━━━ ENTRIES

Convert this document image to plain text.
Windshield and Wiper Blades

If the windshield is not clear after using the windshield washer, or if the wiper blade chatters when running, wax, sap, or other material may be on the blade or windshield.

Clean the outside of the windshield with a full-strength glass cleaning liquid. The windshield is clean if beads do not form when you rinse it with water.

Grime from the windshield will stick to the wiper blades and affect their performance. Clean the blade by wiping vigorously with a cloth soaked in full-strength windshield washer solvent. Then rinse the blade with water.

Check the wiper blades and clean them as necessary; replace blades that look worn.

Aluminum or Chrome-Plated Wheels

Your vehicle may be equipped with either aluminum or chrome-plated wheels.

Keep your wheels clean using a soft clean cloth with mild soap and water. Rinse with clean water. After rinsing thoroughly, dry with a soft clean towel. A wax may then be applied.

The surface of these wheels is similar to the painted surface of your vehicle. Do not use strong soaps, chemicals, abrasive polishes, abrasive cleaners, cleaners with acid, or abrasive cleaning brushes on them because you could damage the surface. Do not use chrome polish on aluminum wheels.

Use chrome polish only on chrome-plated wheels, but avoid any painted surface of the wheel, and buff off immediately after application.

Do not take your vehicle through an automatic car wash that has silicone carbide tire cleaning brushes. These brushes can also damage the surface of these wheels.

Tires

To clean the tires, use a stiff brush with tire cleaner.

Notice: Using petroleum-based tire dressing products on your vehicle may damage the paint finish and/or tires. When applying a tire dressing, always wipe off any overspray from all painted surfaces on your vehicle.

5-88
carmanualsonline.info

━━━━━━

Extract every line containing the string "polish" from the data above.

The surface of these wheels is similar to the painted surface of your vehicle. Do not use strong soaps, chemicals, abrasive polishes, abrasive cleaners, cleaners with acid, or abrasive cleaning brushes on them because you could damage the surface. Do not use chrome polish on aluminum wheels.
Use chrome polish only on chrome-plated wheels, but avoid any painted surface of the wheel, and buff off immediately after application.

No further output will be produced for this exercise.